__Written instruction__.
Reproduce every entry exactly.

__Material for the task__.
----
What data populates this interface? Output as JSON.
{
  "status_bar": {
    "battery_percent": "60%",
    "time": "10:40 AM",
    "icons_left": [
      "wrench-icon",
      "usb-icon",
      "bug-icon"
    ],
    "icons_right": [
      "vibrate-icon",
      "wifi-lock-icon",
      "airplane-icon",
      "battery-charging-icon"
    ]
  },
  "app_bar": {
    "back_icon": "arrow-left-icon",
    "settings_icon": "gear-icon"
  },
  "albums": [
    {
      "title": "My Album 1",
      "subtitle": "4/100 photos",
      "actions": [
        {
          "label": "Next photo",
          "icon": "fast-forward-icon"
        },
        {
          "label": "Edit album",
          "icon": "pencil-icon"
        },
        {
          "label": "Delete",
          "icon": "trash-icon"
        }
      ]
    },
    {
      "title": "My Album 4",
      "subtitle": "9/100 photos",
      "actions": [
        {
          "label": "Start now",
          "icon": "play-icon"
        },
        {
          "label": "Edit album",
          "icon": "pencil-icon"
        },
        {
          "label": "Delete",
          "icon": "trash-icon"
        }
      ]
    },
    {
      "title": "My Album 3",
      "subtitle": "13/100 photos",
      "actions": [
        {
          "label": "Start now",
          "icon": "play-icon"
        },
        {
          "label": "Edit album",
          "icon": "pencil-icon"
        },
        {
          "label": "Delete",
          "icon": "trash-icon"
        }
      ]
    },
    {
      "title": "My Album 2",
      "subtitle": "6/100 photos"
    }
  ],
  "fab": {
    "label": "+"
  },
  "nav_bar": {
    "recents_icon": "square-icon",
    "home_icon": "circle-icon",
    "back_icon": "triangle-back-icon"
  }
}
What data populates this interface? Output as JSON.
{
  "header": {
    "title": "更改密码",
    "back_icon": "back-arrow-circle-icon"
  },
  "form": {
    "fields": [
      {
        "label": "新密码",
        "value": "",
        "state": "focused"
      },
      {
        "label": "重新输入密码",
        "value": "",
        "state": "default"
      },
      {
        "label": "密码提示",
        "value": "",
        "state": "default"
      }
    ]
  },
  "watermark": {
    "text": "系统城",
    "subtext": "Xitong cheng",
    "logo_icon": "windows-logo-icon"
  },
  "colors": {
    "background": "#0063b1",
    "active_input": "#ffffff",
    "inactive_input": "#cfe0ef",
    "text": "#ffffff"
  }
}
----
__The reply__.
What data populates this interface? Output as JSON.
{
  "status_bar": {
    "battery_percent": "60%",
    "time": "10:40 AM",
    "icons_left": [
      "wrench-icon",
      "usb-icon",
      "bug-icon"
    ],
    "icons_right": [
      "vibrate-icon",
      "wifi-lock-icon",
      "airplane-icon",
      "battery-charging-icon"
    ]
  },
  "app_bar": {
    "back_icon": "arrow-left-icon",
    "settings_icon": "gear-icon"
  },
  "albums": [
    {
      "title": "My Album 1",
      "subtitle": "4/100 photos",
      "actions": [
        {
          "label": "Next photo",
          "icon": "fast-forward-icon"
        },
        {
          "label": "Edit album",
          "icon": "pencil-icon"
        },
        {
          "label": "Delete",
          "icon": "trash-icon"
        }
      ]
    },
    {
      "title": "My Album 4",
      "subtitle": "9/100 photos",
      "actions": [
        {
          "label": "Start now",
          "icon": "play-icon"
        },
        {
          "label": "Edit album",
          "icon": "pencil-icon"
        },
        {
          "label": "Delete",
          "icon": "trash-icon"
        }
      ]
    },
    {
      "title": "My Album 3",
      "subtitle": "13/100 photos",
      "actions": [
        {
          "label": "Start now",
          "icon": "play-icon"
        },
        {
          "label": "Edit album",
          "icon": "pencil-icon"
        },
        {
          "label": "Delete",
          "icon": "trash-icon"
        }
      ]
    },
    {
      "title": "My Album 2",
      "subtitle": "6/100 photos"
    }
  ],
  "fab": {
    "label": "+"
  },
  "nav_bar": {
    "recents_icon": "square-icon",
    "home_icon": "circle-icon",
    "back_icon": "triangle-back-icon"
  }
}
What data populates this interface? Output as JSON.
{
  "header": {
    "title": "更改密码",
    "back_icon": "back-arrow-circle-icon"
  },
  "form": {
    "fields": [
      {
        "label": "新密码",
        "value": "",
        "state": "focused"
      },
      {
        "label": "重新输入密码",
        "value": "",
        "state": "default"
      },
      {
        "label": "密码提示",
        "value": "",
        "state": "default"
      }
    ]
  },
  "watermark": {
    "text": "系统城",
    "subtext": "Xitong cheng",
    "logo_icon": "windows-logo-icon"
  },
  "colors": {
    "background": "#0063b1",
    "active_input": "#ffffff",
    "inactive_input": "#cfe0ef",
    "text": "#ffffff"
  }
}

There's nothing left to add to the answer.